Records contained in a dataset
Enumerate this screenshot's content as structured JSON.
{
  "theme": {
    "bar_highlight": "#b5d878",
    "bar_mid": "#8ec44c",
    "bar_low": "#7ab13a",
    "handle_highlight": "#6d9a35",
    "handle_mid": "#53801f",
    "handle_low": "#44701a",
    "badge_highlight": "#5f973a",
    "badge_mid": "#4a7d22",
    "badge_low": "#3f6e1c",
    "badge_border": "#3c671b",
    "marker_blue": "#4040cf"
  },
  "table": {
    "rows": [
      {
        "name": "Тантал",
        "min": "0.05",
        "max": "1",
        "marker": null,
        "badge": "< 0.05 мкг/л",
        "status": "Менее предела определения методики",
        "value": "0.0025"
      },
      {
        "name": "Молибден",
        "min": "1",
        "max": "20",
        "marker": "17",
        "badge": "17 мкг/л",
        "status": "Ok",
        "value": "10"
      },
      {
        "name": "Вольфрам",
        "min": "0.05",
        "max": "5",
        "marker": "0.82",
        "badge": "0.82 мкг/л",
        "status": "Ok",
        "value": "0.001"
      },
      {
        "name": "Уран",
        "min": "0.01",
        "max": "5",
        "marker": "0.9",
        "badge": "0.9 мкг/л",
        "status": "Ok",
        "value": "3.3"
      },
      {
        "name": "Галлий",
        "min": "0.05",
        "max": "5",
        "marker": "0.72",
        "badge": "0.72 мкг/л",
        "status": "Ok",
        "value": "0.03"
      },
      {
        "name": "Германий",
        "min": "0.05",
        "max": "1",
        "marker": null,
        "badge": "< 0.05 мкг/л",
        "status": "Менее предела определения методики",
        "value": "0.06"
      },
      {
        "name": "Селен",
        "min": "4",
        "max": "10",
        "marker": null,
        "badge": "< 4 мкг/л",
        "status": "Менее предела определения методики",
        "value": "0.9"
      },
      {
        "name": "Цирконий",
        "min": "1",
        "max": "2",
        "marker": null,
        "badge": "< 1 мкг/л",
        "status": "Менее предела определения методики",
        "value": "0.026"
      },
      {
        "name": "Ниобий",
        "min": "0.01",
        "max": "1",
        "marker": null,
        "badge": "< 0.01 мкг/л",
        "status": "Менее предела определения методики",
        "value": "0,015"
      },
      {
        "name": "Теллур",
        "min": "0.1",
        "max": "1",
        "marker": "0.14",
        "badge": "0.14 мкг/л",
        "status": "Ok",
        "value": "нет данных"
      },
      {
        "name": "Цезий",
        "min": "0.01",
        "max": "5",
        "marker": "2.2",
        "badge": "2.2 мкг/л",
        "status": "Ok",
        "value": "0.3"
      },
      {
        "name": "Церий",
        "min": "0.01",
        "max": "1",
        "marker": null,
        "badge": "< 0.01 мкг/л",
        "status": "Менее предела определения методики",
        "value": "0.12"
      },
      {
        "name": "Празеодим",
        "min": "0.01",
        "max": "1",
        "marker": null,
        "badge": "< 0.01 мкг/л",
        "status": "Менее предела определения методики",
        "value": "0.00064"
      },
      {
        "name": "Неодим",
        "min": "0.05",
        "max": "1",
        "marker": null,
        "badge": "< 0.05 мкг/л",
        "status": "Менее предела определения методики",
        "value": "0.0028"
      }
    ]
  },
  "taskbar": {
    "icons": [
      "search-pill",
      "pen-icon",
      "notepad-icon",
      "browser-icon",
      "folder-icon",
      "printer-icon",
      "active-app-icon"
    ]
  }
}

● **Written request**
Repeat all the entries exactly as given.

● **Expected output**
Enumerate this screenshot's content as structured JSON.
{
  "theme": {
    "bar_highlight": "#b5d878",
    "bar_mid": "#8ec44c",
    "bar_low": "#7ab13a",
    "handle_highlight": "#6d9a35",
    "handle_mid": "#53801f",
    "handle_low": "#44701a",
    "badge_highlight": "#5f973a",
    "badge_mid": "#4a7d22",
    "badge_low": "#3f6e1c",
    "badge_border": "#3c671b",
    "marker_blue": "#4040cf"
  },
  "table": {
    "rows": [
      {
        "name": "Тантал",
        "min": "0.05",
        "max": "1",
        "marker": null,
        "badge": "< 0.05 мкг/л",
        "status": "Менее предела определения методики",
        "value": "0.0025"
      },
      {
        "name": "Молибден",
        "min": "1",
        "max": "20",
        "marker": "17",
        "badge": "17 мкг/л",
        "status": "Ok",
        "value": "10"
      },
      {
        "name": "Вольфрам",
        "min": "0.05",
        "max": "5",
        "marker": "0.82",
        "badge": "0.82 мкг/л",
        "status": "Ok",
        "value": "0.001"
      },
      {
        "name": "Уран",
        "min": "0.01",
        "max": "5",
        "marker": "0.9",
        "badge": "0.9 мкг/л",
        "status": "Ok",
        "value": "3.3"
      },
      {
        "name": "Галлий",
        "min": "0.05",
        "max": "5",
        "marker": "0.72",
        "badge": "0.72 мкг/л",
        "status": "Ok",
        "value": "0.03"
      },
      {
        "name": "Германий",
        "min": "0.05",
        "max": "1",
        "marker": null,
        "badge": "< 0.05 мкг/л",
        "status": "Менее предела определения методики",
        "value": "0.06"
      },
      {
        "name": "Селен",
        "min": "4",
        "max": "10",
        "marker": null,
        "badge": "< 4 мкг/л",
        "status": "Менее предела определения методики",
        "value": "0.9"
      },
      {
        "name": "Цирконий",
        "min": "1",
        "max": "2",
        "marker": null,
        "badge": "< 1 мкг/л",
        "status": "Менее предела определения методики",
        "value": "0.026"
      },
      {
        "name": "Ниобий",
        "min": "0.01",
        "max": "1",
        "marker": null,
        "badge": "< 0.01 мкг/л",
        "status": "Менее предела определения методики",
        "value": "0,015"
      },
      {
        "name": "Теллур",
        "min": "0.1",
        "max": "1",
        "marker": "0.14",
        "badge": "0.14 мкг/л",
        "status": "Ok",
        "value": "нет данных"
      },
      {
        "name": "Цезий",
        "min": "0.01",
        "max": "5",
        "marker": "2.2",
        "badge": "2.2 мкг/л",
        "status": "Ok",
        "value": "0.3"
      },
      {
        "name": "Церий",
        "min": "0.01",
        "max": "1",
        "marker": null,
        "badge": "< 0.01 мкг/л",
        "status": "Менее предела определения методики",
        "value": "0.12"
      },
      {
        "name": "Празеодим",
        "min": "0.01",
        "max": "1",
        "marker": null,
        "badge": "< 0.01 мкг/л",
        "status": "Менее предела определения методики",
        "value": "0.00064"
      },
      {
        "name": "Неодим",
        "min": "0.05",
        "max": "1",
        "marker": null,
        "badge": "< 0.05 мкг/л",
        "status": "Менее предела определения методики",
        "value": "0.0028"
      }
    ]
  },
  "taskbar": {
    "icons": [
      "search-pill",
      "pen-icon",
      "notepad-icon",
      "browser-icon",
      "folder-icon",
      "printer-icon",
      "active-app-icon"
    ]
  }
}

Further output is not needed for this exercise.